Dataset records:

-*-

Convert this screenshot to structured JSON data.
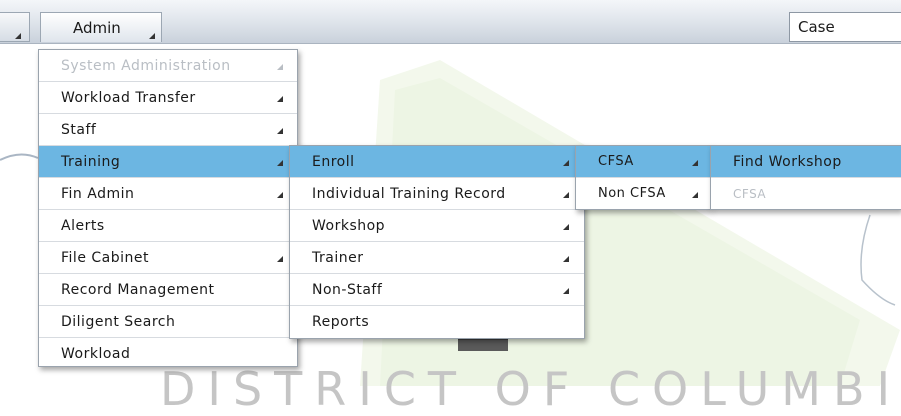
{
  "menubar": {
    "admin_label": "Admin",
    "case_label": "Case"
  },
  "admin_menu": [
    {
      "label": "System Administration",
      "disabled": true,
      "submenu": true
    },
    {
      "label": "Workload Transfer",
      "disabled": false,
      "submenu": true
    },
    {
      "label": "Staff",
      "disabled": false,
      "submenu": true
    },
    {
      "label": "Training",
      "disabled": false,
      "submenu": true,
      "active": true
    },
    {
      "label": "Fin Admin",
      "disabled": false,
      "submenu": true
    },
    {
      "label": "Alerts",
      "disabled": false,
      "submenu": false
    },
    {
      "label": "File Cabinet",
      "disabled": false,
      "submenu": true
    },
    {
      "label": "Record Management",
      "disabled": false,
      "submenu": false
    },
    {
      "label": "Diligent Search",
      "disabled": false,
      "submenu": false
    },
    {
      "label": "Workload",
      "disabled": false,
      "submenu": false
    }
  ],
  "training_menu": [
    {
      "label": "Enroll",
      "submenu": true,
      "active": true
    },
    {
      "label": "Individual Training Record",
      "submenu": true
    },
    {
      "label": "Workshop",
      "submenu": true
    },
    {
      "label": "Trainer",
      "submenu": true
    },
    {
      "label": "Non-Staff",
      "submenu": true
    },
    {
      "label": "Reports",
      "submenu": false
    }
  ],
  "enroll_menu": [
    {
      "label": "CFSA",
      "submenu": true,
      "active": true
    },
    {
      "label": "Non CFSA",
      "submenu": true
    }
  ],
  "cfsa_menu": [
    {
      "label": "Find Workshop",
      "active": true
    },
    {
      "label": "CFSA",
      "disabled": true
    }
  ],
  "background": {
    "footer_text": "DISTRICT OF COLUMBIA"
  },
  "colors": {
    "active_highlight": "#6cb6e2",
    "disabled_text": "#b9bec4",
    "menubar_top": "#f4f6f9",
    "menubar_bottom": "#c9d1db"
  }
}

-*-

Written exercise =
Identify each line in the records above containing the word "Workload"; copy those lines.

Exercise answer =
      "label": "Workload Transfer",
      "label": "Workload",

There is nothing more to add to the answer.